● Aim: Every line that contains the word "边界模糊" should be copied out.

>> Start

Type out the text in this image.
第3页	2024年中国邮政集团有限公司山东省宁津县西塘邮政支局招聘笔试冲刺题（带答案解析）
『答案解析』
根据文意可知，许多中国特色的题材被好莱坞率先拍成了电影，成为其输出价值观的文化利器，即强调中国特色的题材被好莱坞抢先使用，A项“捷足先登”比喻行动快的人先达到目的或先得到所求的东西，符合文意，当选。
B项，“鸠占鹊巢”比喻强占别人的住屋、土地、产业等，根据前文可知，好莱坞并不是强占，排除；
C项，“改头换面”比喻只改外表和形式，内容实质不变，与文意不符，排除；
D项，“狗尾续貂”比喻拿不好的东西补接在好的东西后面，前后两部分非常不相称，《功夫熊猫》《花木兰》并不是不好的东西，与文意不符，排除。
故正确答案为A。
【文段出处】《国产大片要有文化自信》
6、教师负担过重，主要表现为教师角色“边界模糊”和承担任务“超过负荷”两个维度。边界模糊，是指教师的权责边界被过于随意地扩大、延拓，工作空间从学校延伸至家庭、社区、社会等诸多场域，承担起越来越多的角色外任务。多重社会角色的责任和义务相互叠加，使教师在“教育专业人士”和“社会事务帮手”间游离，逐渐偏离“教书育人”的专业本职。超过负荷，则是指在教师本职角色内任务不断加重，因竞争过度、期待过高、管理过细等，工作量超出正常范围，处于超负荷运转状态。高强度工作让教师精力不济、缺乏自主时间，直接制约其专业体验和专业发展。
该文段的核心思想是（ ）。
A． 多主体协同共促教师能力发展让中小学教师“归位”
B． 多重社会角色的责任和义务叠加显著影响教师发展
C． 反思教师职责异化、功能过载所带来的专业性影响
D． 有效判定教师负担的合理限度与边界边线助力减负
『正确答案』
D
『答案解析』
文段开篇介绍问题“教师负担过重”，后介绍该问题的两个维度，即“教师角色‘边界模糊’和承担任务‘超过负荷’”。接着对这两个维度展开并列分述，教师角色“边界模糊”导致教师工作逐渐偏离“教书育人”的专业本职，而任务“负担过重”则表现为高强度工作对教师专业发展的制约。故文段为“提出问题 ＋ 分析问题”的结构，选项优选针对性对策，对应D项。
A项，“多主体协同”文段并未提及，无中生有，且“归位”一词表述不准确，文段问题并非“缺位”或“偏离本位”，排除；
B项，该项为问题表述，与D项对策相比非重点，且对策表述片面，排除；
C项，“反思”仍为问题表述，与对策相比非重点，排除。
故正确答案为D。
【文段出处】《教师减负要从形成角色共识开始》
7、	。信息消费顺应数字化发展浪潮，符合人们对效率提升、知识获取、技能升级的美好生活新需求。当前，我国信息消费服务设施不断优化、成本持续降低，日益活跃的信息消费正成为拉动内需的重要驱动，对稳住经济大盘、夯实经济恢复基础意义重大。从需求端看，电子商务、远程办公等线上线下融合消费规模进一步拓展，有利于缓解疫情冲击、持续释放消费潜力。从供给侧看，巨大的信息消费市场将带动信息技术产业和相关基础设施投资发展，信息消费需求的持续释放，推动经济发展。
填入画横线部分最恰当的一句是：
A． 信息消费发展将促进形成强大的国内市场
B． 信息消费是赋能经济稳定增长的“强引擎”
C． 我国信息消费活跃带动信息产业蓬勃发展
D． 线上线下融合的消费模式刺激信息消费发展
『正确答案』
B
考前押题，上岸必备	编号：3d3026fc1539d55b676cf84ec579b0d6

>> End

● Exercise response:
6、教师负担过重，主要表现为教师角色“边界模糊”和承担任务“超过负荷”两个维度。边界模糊，是指教师的权责边界被过于随意地扩大、延拓，工作空间从学校延伸至家庭、社区、社会等诸多场域，承担起越来越多的角色外任务。多重社会角色的责任和义务相互叠加，使教师在“教育专业人士”和“社会事务帮手”间游离，逐渐偏离“教书育人”的专业本职。超过负荷，则是指在教师本职角色内任务不断加重，因竞争过度、期待过高、管理过细等，工作量超出正常范围，处于超负荷运转状态。高强度工作让教师精力不济、缺乏自主时间，直接制约其专业体验和专业发展。
文段开篇介绍问题“教师负担过重”，后介绍该问题的两个维度，即“教师角色‘边界模糊’和承担任务‘超过负荷’”。接着对这两个维度展开并列分述，教师角色“边界模糊”导致教师工作逐渐偏离“教书育人”的专业本职，而任务“负担过重”则表现为高强度工作对教师专业发展的制约。故文段为“提出问题 ＋ 分析问题”的结构，选项优选针对性对策，对应D项。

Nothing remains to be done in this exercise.